What is required
Look below and pull out each line with the word "this".

Records about charts and figures:
• • • • •

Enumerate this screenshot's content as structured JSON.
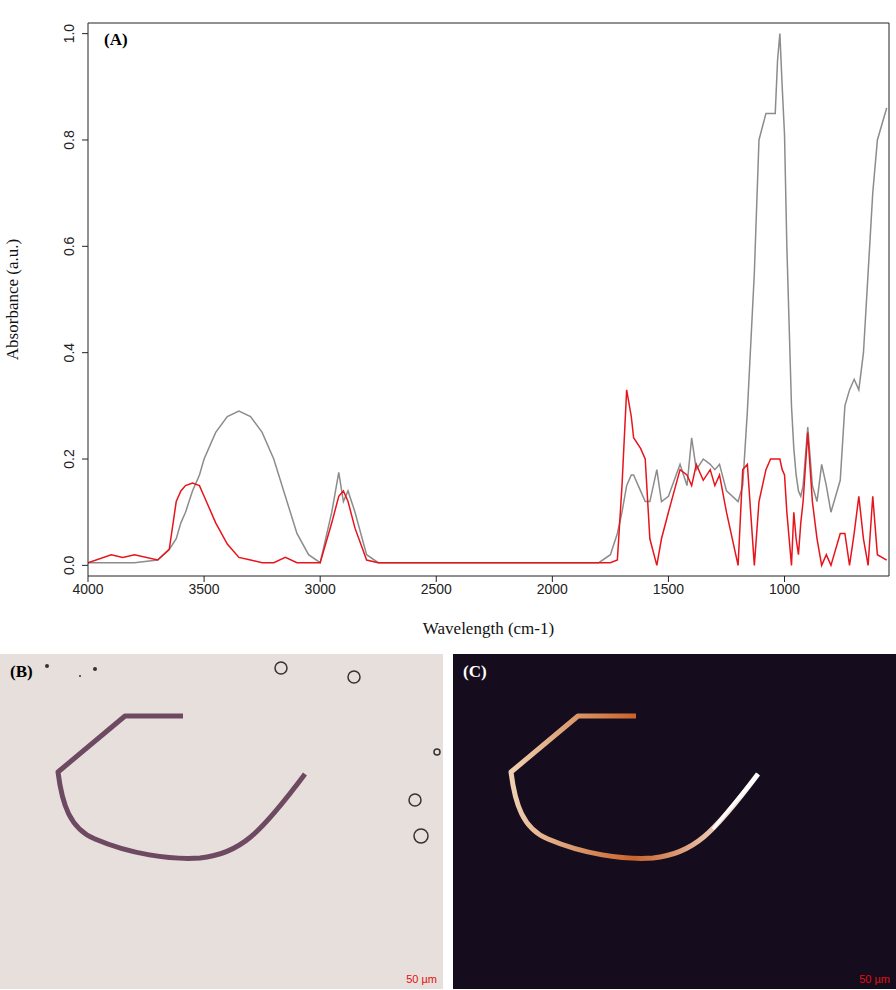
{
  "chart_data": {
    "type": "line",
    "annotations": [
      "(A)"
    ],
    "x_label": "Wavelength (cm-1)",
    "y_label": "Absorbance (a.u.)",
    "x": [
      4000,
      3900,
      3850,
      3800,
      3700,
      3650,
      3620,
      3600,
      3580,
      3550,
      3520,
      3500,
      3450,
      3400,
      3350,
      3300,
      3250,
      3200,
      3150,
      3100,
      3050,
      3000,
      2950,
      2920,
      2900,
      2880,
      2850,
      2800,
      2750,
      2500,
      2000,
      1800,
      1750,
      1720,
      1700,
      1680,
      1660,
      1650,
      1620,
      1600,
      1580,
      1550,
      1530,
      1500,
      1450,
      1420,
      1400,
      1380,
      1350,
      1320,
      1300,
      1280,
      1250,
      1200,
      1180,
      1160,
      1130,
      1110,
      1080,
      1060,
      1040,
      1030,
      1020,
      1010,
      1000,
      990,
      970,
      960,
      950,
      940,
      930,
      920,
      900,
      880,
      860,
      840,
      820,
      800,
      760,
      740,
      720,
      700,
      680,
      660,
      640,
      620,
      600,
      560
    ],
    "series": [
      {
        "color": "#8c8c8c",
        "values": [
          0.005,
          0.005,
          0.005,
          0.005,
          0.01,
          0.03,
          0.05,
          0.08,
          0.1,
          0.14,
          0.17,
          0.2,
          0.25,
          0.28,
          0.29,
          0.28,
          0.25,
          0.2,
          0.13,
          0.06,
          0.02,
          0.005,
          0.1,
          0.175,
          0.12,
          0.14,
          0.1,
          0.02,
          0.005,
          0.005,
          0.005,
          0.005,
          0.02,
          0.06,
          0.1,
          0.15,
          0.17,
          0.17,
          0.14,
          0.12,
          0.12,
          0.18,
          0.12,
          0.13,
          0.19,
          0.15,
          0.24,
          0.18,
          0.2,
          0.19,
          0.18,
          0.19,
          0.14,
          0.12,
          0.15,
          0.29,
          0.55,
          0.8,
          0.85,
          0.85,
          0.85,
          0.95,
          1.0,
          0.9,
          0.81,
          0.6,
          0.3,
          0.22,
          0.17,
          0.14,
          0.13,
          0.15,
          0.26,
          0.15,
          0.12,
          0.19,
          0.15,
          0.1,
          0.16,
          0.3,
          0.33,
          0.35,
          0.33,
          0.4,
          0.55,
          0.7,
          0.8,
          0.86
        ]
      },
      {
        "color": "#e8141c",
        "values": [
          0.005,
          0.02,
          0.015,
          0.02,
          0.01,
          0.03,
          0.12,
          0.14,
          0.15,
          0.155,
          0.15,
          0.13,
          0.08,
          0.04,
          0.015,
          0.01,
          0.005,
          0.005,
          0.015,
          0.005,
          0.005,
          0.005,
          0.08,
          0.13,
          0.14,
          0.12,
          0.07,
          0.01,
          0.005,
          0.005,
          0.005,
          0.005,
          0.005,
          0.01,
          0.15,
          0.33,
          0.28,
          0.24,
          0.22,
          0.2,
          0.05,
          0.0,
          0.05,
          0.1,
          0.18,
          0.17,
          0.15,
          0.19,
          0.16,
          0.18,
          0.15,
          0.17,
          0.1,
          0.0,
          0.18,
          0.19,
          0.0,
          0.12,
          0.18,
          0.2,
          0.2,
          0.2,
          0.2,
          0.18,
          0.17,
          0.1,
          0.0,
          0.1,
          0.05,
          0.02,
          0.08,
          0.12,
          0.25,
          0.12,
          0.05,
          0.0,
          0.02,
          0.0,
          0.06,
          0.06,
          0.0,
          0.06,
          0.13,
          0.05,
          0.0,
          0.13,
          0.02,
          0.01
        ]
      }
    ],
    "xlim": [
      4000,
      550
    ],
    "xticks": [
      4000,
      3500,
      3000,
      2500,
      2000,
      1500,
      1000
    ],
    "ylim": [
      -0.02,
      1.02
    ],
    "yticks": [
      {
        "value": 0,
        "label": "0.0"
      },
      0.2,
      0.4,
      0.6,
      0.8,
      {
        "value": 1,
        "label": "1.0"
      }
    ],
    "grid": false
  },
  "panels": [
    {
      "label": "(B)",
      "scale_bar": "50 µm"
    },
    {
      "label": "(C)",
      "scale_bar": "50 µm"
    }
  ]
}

• • • • •

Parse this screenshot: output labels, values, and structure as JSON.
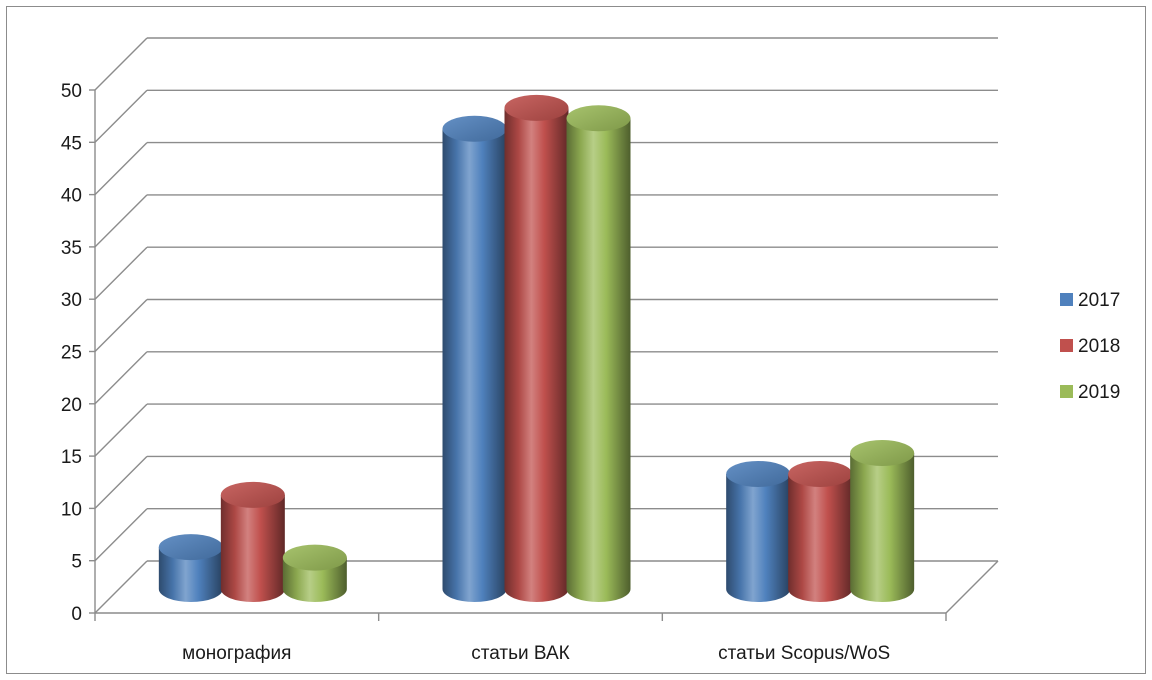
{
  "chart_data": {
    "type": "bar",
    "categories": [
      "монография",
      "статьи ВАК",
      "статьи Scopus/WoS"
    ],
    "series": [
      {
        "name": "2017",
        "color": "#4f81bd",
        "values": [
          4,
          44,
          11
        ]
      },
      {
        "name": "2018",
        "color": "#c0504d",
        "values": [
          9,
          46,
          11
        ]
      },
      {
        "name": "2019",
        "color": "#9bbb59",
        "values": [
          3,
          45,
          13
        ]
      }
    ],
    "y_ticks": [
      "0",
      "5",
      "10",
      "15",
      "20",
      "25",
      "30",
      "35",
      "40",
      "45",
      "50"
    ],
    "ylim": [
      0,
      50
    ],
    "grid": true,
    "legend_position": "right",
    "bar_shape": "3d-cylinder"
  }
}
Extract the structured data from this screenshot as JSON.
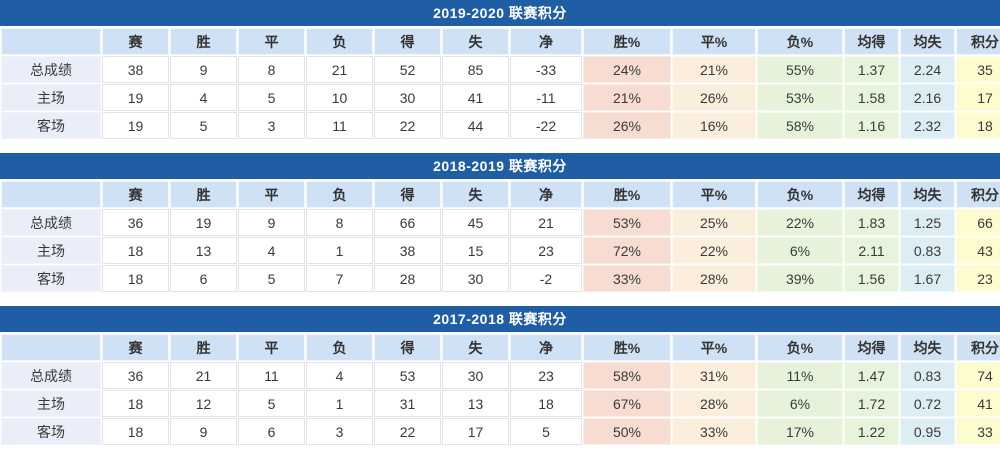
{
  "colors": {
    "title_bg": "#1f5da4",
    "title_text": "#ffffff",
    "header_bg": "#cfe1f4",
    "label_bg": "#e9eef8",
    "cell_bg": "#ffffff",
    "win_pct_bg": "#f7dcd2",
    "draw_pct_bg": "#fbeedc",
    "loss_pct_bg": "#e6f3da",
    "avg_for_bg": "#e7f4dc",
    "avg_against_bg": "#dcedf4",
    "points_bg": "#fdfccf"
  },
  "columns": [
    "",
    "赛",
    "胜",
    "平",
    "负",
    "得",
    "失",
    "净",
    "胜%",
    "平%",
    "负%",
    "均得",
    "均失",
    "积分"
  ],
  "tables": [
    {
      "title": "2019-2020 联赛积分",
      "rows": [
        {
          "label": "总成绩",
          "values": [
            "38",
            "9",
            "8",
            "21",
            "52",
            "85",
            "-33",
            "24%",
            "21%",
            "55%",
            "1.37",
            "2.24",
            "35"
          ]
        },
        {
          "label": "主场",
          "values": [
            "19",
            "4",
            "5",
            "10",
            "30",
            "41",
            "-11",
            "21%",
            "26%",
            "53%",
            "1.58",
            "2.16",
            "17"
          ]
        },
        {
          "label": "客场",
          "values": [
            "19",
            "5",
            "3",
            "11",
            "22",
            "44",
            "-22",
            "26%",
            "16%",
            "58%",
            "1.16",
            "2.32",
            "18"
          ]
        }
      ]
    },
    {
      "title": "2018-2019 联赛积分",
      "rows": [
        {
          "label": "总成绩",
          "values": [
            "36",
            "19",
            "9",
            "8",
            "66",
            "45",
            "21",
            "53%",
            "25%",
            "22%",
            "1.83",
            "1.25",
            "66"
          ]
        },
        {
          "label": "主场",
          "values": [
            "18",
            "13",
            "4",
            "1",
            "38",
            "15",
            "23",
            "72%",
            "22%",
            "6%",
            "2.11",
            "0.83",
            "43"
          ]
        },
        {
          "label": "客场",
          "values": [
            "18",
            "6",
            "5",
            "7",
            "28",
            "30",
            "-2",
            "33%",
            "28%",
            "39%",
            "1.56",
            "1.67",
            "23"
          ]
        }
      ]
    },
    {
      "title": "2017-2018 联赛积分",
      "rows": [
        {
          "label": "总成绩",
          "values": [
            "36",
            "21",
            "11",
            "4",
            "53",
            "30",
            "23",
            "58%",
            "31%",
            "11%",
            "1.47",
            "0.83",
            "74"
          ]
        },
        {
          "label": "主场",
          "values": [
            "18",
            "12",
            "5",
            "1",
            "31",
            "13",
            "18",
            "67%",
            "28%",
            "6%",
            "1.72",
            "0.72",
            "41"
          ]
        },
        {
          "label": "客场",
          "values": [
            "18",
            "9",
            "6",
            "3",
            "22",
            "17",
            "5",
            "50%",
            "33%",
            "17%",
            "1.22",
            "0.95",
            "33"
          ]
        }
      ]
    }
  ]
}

• • • • •

Output of the exercise
Enumerate this screenshot's content as structured JSON.
Parse this screenshot: output labels, values, and structure as JSON.
Extract the structured data from this screenshot as JSON.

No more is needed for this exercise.